## GOAL OF THE EXERCISE
Examine the material below. Gather every line in which the string "ylabel" appears.

## DATASET EXTRACT
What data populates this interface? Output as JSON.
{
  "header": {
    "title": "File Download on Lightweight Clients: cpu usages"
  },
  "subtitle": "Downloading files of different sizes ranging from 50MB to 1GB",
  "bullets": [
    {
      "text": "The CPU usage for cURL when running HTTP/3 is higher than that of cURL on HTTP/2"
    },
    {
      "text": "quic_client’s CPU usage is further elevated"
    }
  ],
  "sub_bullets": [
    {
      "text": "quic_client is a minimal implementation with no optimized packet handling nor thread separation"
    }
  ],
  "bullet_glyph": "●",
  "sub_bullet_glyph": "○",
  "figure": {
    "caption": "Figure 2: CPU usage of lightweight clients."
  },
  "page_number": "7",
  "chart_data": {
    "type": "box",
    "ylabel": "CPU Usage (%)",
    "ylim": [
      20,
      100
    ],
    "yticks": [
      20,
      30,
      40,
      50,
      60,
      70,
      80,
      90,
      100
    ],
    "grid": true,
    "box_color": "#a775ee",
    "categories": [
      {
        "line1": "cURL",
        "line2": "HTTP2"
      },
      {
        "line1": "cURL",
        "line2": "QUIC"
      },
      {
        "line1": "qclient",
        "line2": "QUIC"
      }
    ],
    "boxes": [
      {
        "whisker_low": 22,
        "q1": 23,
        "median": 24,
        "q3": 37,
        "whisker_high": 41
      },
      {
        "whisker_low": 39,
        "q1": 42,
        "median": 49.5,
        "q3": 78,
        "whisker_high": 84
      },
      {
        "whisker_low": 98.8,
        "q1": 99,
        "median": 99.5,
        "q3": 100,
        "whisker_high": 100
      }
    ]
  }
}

...

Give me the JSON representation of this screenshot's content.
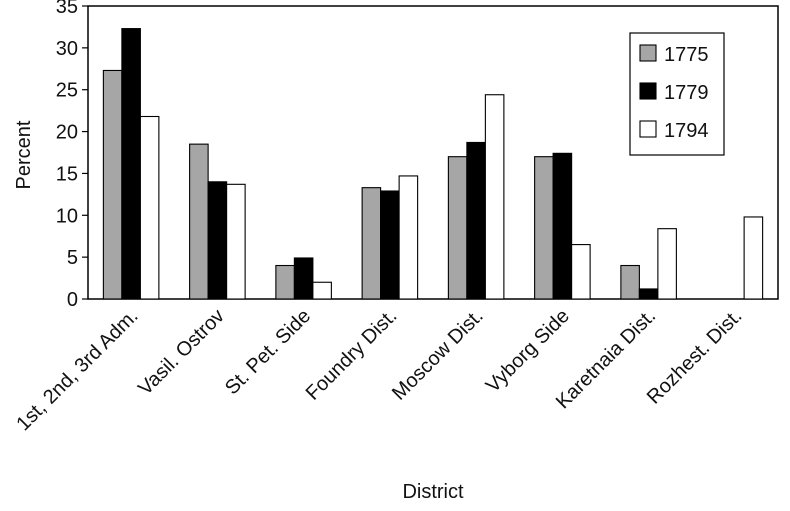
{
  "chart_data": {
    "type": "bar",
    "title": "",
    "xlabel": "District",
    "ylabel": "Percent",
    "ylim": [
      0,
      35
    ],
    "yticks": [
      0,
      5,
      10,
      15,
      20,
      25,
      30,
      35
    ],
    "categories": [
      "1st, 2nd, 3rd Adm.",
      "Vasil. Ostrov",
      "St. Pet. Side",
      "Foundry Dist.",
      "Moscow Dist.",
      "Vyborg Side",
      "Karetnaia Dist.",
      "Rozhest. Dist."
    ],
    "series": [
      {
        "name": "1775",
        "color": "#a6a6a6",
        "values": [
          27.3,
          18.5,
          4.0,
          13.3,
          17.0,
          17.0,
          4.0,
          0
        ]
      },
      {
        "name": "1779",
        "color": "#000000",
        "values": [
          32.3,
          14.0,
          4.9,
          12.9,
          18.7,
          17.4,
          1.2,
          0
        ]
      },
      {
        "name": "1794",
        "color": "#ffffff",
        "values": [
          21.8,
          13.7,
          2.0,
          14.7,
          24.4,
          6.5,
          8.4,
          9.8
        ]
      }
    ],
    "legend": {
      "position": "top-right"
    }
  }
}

---

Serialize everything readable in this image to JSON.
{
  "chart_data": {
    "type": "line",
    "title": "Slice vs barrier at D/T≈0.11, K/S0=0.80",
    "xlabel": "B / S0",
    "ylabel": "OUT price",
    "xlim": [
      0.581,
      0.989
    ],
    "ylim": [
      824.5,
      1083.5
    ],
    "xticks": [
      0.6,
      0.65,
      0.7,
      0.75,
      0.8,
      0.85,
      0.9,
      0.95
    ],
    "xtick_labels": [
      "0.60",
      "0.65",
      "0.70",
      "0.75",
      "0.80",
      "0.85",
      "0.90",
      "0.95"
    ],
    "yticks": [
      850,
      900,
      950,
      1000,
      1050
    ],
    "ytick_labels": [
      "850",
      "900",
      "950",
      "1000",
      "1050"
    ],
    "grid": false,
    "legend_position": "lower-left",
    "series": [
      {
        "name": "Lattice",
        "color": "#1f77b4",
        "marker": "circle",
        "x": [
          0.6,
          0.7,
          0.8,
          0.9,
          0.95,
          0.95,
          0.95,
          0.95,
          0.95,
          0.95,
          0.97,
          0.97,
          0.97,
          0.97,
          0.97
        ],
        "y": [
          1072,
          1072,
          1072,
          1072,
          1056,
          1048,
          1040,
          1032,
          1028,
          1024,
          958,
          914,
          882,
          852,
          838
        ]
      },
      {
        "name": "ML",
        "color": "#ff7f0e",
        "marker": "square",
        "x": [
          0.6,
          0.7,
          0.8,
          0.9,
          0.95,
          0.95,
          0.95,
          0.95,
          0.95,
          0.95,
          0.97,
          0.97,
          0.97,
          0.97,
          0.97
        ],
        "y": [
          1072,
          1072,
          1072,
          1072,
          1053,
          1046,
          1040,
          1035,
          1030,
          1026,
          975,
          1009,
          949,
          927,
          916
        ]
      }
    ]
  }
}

## ANSWER TO THIS TASK
    "ylabel": "CPU Usage (%)",
    "ylabel": "Percent",
    "ylabel": "OUT price",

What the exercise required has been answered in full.